╭─ MATERIAL FOR THE TASK

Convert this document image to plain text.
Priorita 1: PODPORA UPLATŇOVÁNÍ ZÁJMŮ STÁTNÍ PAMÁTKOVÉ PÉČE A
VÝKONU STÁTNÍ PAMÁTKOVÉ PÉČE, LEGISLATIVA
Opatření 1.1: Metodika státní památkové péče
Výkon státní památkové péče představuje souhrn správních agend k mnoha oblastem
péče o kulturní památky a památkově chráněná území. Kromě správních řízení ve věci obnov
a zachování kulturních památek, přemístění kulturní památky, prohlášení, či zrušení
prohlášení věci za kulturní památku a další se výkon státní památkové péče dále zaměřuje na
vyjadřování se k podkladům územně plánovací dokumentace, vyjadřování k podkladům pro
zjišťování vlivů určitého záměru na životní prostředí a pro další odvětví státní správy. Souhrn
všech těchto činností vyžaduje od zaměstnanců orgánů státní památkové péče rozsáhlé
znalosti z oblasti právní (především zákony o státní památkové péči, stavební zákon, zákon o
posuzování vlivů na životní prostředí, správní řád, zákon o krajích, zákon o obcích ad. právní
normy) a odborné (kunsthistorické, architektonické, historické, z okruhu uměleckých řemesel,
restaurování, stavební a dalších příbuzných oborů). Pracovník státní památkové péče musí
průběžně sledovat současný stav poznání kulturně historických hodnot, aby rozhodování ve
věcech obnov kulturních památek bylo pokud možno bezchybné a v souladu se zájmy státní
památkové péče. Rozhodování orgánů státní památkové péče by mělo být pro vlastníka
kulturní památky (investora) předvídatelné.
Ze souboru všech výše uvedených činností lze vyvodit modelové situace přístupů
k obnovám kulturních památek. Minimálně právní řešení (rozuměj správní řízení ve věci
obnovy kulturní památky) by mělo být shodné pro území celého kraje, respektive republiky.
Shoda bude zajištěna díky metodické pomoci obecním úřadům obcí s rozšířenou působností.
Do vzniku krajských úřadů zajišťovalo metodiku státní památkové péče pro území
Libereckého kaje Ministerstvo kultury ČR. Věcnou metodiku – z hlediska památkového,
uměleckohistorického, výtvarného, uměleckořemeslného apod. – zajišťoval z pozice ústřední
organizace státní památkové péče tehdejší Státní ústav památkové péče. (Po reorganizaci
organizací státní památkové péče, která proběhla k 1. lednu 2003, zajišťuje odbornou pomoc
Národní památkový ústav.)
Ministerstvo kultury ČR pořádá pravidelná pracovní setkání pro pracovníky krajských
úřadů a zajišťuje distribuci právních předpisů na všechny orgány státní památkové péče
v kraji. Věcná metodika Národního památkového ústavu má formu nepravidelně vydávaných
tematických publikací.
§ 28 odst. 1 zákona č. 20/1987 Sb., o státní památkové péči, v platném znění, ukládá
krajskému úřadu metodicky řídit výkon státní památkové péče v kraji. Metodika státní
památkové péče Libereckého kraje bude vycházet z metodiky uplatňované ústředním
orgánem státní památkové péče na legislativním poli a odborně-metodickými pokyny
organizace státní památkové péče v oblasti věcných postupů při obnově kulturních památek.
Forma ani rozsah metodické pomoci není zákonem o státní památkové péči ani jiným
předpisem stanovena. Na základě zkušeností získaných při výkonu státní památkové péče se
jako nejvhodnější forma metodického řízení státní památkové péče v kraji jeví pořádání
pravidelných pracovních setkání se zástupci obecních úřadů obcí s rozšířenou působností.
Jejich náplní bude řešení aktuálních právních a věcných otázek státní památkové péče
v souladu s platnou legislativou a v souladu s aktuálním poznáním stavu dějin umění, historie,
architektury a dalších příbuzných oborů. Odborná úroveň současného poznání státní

╰─

GIVEN TASK: Within the material above, find the lines that contain the word "metodiku"; copy them.

COMPLETE RESPONSE:
Do vzniku krajských úřadů zajišťovalo metodiku státní památkové péče pro území
Libereckého kaje Ministerstvo kultury ČR. Věcnou metodiku – z hlediska památkového,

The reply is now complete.